**Prompt A**
Starting with the first of the rows and going on through the line that contains "maximize-icon [512, 6, 520, 14]", swap every "interactable" for "clickable" and write those rows out again with nothing else changed.

**Selected text**

════════

The newly acquired Kahuku makai lands, totaling 3,128 acres, preserves a mile of Kaʻū Coast. 
ANOTHER MILE OF KAʻŪ COAST AND 3,128 ACRES are preserved. On Nov. 4, the County of Hawaiʻi closed on the Kahuku makai, Kanohina lava flow land below the Hawaiian Ranchos subdivision in Ocean View, with public access through Road to the Sea. Ocean View residents have long waited for easier legal access from their homes to the Kaʻū Coast. This property’s shoreline includes critical Hawksbill sea turtle breneding beaches while the land hosts one of the largest fields of Hawaiian archeology in the state. It borders on the makai boundaries of the Kona Gardens and Kula Kai subdivisions, as well as most of Hawaiian Ranchos.
     Acquisition by the County of the Kahuku makai lands follows purchase of more than 1,000 acres between Punaluʻu and Honuʻapo, which were also placed under County and community stewardship. 
Hikers (left) walk along a canyon in the newly acquired 3,128 acres of
pristine Kahuku makai land. Photo by Ann Bosted
      The $2.6 million cost for Kahuku makai was shared among three government entities. The U.S. Fish & Wildlife Service contributed $1,214,000 through a Recovery Land Acquisition Grant. The County added $764,745 through its Public Access, Open Space and Natural Resources Preservation Fund, derived from 2 percent of countywide property tax income. The state Legacy Land Conservaiton Program provided $621,245.
     In a 2012 letter to the state Board of Land & Natural Resources, which controls Legacy Land funding, Megan Lamson, of Hawaiʻi Wildlife Fund and Ka ʻOhana O Honuʻapo, wrote: “The parcel exists in the middle of an 80-mile stretch of coastline that has been limited to no development. This claim is unheard of elsewhere in the state. Protecting this parcel is a step toward preserving the invaluable natural and cultural resources and history that are represented in this region.”
       In its testimony, Sierra Club stated that a low price ($831 per acre) made it “by far the most cost effective purchase the Legacy Land Conservation could make, and would secure a prized recreational and natural resource for the residents of the Big Island, where recreational resources are generally access-restricted by private land owners.
      “The site contains many high-quality natural and cultural resources, including anchialine ponds, nesting sites for the endangered Hawksbill turtle, prominent geologic features, one of the state’s largest petroglyph fields, a highly complex cave system with endemic organisms and unique archaeological features. Over 3,127 acres of land, including miles of coastline, are relatively unchanged since pre-western contact in the late 1700s,” said Sierra Club testimony. 
Road to the Sea runs along the western edge of the the property and to the ocean.
     Numerous individuals supported the measure, including Native Hawaiian sites preservation advocate Jamie Kawauchi and then County Council member Brittany Smart. The BLNR approved the Legacy Land funding without opposition.

════════

**Input rows**
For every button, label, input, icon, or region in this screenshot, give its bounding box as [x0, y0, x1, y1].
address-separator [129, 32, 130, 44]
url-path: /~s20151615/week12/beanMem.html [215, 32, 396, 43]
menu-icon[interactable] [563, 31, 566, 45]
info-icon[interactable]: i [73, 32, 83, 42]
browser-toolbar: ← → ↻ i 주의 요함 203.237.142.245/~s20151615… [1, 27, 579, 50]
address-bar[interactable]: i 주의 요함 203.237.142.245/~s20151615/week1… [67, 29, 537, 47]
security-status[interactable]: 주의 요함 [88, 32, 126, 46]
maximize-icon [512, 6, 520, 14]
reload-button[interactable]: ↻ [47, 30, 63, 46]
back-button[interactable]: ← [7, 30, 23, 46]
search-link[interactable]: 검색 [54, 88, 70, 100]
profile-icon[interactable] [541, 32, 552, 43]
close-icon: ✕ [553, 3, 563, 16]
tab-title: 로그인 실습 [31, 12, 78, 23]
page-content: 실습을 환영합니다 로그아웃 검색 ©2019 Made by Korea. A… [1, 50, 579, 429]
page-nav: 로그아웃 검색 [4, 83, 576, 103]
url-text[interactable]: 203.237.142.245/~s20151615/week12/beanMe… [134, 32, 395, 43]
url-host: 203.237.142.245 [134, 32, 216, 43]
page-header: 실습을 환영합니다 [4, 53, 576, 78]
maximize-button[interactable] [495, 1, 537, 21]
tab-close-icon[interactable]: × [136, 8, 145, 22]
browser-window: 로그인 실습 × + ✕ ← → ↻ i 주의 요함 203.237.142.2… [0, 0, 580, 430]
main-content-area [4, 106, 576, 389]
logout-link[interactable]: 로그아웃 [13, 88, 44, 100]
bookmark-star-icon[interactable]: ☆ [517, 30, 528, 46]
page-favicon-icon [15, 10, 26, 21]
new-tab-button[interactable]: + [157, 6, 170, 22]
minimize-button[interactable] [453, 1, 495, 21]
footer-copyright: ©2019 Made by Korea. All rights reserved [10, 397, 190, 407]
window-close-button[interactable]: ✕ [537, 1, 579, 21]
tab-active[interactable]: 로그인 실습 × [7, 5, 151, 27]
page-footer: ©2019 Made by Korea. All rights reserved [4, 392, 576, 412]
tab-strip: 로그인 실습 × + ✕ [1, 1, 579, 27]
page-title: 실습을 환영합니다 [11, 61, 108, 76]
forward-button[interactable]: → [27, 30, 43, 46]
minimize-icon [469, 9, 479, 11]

════════

**Prompt B**
Answer these questions from the text on the Kahuku makai lands:
(i) How many acres do the newly acquired lands total?
(ii) How much did the U.S. Fish & Wildlife Service contribute toward the cost?
(iii) What price per acre does the Sierra Club testimony give?

**Exercise response A**
For every button, label, input, icon, or region in this screenshot, give its bounding box as [x0, y0, x1, y1].
address-separator [129, 32, 130, 44]
url-path: /~s20151615/week12/beanMem.html [215, 32, 396, 43]
menu-icon[clickable] [563, 31, 566, 45]
info-icon[clickable]: i [73, 32, 83, 42]
browser-toolbar: ← → ↻ i 주의 요함 203.237.142.245/~s20151615… [1, 27, 579, 50]
address-bar[clickable]: i 주의 요함 203.237.142.245/~s20151615/week1… [67, 29, 537, 47]
security-status[clickable]: 주의 요함 [88, 32, 126, 46]
maximize-icon [512, 6, 520, 14]

**Exercise response B**
(i) 3,128 acres
(ii) $1,214,000
(iii) $831 per acre